- [SET TASK]:
Gather the lines below that include the string "Organic", copying each in full.
-- Begin RECORD EXTRACTS --
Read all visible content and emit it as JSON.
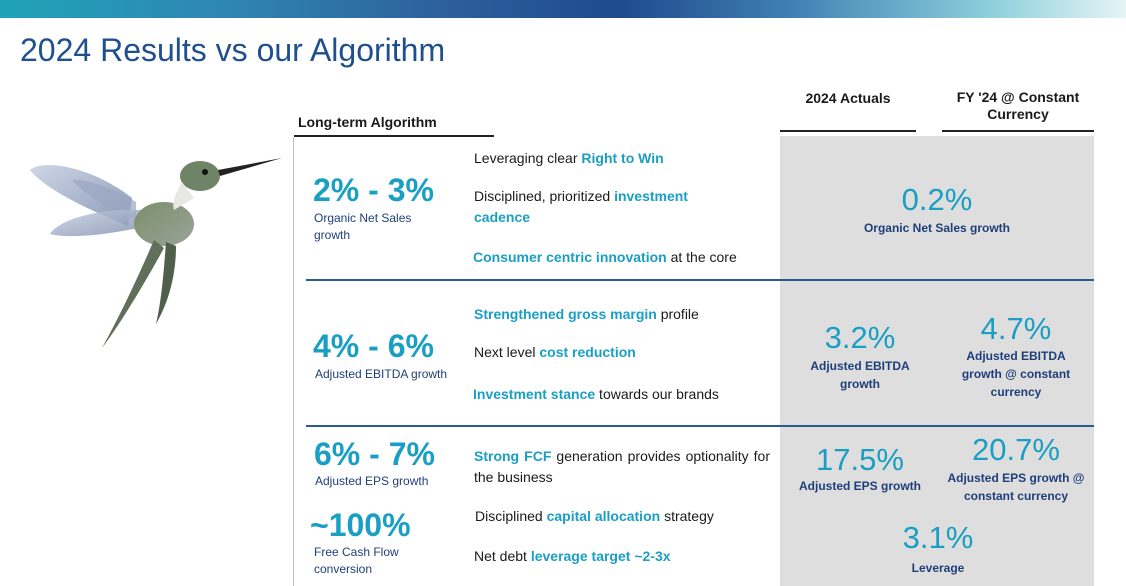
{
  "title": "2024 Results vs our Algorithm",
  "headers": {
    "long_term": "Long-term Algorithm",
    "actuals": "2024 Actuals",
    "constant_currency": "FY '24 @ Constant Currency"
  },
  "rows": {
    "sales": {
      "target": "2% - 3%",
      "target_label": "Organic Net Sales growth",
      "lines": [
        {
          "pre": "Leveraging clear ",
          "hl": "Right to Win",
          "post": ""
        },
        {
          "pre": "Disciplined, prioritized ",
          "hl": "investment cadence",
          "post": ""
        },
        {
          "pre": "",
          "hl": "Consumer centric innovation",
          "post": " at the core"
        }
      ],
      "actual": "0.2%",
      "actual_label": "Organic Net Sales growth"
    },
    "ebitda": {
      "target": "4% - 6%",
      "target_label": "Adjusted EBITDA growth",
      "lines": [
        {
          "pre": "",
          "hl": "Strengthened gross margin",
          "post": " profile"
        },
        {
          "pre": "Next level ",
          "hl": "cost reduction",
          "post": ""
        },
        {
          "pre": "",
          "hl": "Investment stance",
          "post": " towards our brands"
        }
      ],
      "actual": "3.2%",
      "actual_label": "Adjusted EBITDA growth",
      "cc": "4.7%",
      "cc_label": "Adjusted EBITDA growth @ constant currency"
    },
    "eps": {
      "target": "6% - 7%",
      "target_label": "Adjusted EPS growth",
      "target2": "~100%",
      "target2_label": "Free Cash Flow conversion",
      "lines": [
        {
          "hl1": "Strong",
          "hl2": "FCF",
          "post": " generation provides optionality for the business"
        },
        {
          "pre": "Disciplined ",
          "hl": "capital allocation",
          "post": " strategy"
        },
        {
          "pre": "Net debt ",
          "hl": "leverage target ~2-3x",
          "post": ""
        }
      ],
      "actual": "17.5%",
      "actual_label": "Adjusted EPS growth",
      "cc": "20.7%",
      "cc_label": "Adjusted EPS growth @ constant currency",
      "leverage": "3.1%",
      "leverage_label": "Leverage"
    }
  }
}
-- End RECORD EXTRACTS --
- [RESPONSE TO THIS EXERCISE]:
      "target_label": "Organic Net Sales growth",
      "actual_label": "Organic Net Sales growth"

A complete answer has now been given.